### Provided data
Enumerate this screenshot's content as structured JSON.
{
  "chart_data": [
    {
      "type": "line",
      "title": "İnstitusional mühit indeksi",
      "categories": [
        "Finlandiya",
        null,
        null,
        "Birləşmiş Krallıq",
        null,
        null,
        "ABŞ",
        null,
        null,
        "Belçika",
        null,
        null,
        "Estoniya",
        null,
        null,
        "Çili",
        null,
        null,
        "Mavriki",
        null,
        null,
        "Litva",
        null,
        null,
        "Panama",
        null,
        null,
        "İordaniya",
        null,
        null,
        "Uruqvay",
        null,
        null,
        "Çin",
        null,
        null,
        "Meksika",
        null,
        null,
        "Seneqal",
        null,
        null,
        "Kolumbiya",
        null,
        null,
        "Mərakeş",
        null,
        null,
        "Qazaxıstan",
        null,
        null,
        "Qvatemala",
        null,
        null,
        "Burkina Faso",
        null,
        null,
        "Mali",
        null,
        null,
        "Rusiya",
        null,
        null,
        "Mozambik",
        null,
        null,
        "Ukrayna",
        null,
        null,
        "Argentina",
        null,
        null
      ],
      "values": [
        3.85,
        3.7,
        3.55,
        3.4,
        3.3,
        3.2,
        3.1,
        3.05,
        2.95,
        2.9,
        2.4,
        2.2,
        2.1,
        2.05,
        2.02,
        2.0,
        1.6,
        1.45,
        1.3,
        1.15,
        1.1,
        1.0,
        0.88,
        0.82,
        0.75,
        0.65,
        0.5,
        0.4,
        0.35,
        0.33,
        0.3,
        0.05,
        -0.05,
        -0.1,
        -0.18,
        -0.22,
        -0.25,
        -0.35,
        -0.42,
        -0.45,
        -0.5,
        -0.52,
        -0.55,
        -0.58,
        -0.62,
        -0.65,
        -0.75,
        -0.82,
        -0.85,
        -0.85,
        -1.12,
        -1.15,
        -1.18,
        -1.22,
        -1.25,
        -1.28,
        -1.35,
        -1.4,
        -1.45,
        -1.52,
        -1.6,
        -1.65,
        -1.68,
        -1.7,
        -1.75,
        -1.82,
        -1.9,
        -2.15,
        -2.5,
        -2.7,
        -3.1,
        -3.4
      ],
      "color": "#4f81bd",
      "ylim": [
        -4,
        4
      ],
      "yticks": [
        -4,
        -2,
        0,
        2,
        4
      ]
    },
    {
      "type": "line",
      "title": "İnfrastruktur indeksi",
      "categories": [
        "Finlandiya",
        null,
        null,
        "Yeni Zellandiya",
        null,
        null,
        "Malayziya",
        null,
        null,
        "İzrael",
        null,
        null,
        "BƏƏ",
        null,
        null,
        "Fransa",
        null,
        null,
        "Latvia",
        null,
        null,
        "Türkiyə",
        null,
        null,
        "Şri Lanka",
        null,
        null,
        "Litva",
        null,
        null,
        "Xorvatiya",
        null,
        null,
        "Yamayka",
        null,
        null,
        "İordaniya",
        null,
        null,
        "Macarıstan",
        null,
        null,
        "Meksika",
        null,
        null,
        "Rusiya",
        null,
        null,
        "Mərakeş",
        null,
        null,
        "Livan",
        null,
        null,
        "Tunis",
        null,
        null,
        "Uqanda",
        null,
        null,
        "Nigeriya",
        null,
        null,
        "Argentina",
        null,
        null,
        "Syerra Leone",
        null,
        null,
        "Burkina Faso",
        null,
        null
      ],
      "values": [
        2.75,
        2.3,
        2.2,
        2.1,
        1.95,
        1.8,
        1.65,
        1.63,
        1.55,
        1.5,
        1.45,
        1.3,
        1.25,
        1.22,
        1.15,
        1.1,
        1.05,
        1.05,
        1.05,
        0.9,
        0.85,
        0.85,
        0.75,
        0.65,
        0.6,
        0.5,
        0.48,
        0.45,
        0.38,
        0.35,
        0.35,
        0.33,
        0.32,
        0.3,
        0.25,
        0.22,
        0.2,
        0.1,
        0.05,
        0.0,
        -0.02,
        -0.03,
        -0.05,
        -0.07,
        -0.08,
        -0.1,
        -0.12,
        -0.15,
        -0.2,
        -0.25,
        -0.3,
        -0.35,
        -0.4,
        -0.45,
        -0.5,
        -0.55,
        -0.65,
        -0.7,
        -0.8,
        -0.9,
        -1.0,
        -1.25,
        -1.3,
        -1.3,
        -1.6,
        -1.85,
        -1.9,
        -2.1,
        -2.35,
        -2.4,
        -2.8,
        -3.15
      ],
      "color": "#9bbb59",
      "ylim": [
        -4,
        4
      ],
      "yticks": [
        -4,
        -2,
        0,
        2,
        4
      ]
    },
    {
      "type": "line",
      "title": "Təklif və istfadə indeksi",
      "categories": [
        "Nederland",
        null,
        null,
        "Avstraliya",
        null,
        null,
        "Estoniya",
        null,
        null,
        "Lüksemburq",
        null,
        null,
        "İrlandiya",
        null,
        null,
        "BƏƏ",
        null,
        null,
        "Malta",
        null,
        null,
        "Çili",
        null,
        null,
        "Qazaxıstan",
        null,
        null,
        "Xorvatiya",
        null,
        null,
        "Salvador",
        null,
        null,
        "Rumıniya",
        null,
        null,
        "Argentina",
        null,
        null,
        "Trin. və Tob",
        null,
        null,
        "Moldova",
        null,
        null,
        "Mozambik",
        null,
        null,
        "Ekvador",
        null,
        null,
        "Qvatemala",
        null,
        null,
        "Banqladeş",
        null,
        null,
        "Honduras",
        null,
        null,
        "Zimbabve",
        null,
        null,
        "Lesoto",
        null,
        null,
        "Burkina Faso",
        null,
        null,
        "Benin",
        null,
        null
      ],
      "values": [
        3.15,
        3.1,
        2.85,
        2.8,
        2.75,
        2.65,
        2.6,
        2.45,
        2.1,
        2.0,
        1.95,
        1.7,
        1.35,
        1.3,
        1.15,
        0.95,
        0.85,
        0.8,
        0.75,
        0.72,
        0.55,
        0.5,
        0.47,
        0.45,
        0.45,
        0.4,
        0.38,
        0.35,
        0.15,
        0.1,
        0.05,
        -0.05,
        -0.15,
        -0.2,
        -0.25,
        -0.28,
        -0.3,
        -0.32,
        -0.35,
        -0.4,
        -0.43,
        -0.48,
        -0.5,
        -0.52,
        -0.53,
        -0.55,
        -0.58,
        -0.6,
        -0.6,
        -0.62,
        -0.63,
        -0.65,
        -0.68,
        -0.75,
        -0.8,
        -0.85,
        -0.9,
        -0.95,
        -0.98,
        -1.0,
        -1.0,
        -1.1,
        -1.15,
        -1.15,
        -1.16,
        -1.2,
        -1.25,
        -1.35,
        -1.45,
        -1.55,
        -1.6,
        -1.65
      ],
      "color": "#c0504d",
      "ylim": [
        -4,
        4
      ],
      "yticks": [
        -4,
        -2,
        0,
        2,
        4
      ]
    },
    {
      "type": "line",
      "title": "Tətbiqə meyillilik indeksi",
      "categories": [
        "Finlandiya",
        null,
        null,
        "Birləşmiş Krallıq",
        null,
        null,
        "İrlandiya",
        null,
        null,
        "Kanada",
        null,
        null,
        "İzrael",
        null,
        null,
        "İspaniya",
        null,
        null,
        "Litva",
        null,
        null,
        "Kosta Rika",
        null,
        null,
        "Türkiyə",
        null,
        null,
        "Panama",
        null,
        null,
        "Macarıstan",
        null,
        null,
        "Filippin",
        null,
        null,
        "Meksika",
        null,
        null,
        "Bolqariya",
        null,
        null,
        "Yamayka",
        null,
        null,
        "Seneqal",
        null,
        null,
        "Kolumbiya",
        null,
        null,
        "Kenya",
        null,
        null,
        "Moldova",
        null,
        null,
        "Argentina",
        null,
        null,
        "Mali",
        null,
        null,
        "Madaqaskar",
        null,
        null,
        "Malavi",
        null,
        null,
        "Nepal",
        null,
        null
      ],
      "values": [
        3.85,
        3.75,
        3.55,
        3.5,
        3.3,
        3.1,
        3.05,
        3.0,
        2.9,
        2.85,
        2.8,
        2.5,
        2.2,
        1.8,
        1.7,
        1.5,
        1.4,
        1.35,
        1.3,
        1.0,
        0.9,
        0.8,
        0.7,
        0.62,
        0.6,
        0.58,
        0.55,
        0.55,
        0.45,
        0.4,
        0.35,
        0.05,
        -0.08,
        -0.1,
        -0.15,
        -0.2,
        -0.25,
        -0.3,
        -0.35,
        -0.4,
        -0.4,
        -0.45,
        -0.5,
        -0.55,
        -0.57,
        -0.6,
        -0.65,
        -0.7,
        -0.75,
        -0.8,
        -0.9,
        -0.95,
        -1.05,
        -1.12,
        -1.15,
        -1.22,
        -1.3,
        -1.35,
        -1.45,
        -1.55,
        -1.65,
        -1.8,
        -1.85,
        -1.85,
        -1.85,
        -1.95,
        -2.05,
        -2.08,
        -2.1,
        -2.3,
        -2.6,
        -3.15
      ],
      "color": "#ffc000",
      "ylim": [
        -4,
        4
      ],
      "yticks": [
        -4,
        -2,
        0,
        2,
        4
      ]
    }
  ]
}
==
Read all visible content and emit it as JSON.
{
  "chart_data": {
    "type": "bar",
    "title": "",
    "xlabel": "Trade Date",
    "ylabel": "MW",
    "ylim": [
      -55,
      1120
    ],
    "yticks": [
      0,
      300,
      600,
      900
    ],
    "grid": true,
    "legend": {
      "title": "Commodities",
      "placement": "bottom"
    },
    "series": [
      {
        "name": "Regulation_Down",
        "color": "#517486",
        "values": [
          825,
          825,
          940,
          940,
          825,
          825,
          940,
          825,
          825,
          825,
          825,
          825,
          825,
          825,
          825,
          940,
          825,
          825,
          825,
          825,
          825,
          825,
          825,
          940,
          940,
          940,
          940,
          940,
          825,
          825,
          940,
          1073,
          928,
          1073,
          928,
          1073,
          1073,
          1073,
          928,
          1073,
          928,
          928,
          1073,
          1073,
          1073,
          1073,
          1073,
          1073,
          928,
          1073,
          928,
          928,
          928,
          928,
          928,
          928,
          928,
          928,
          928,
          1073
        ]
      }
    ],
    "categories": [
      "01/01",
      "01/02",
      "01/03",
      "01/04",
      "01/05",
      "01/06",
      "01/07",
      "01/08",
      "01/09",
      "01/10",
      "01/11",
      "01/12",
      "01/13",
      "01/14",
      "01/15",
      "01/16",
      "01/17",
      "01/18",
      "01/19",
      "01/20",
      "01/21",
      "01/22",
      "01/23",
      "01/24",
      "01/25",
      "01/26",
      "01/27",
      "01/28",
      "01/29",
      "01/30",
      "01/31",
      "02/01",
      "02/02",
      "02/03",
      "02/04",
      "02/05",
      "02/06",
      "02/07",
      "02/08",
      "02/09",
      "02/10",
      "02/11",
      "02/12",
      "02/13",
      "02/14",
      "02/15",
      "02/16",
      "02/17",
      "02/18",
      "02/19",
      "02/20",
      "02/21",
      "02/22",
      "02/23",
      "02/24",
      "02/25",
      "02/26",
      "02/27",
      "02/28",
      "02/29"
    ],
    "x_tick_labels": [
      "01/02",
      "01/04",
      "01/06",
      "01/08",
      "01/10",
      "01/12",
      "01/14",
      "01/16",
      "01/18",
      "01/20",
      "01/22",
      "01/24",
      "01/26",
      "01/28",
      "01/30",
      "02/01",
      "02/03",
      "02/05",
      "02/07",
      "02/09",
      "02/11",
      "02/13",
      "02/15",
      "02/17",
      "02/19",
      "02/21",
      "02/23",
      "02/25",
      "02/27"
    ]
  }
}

### Work to complete
Go through the records above, find every line with the word "content", and list those lines.

### Exercise response
Enumerate this screenshot's content as structured JSON.
Read all visible content and emit it as JSON.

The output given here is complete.